A run of records:

************

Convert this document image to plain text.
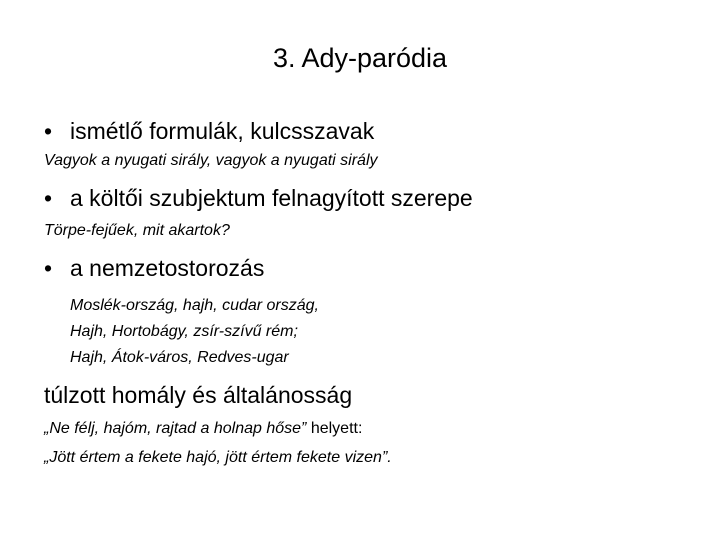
3. Ady-paródia
• ismétlő formulák, kulcsszavak
Vagyok a nyugati sirály, vagyok a nyugati sirály
• a költői szubjektum felnagyított szerepe
Törpe-fejűek, mit akartok?
• a nemzetostorozás
Moslék-ország, hajh, cudar ország,
Hajh, Hortobágy, zsír-szívű rém;
Hajh, Átok-város, Redves-ugar
túlzott homály és általánosság
„Ne félj, hajóm, rajtad a holnap hőse” helyett:
„Jött értem a fekete hajó, jött értem fekete vizen”.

************

• **Task directions**:
Quote everything in the listing above exactly; pictures are the only thing to omit.

• **Expected answer**:
Convert this document image to plain text.
3. Ady-paródia
• ismétlő formulák, kulcsszavak
Vagyok a nyugati sirály, vagyok a nyugati sirály
• a költői szubjektum felnagyított szerepe
Törpe-fejűek, mit akartok?
• a nemzetostorozás
Moslék-ország, hajh, cudar ország,
Hajh, Hortobágy, zsír-szívű rém;
Hajh, Átok-város, Redves-ugar
túlzott homály és általánosság
„Ne félj, hajóm, rajtad a holnap hőse” helyett:
„Jött értem a fekete hajó, jött értem fekete vizen”.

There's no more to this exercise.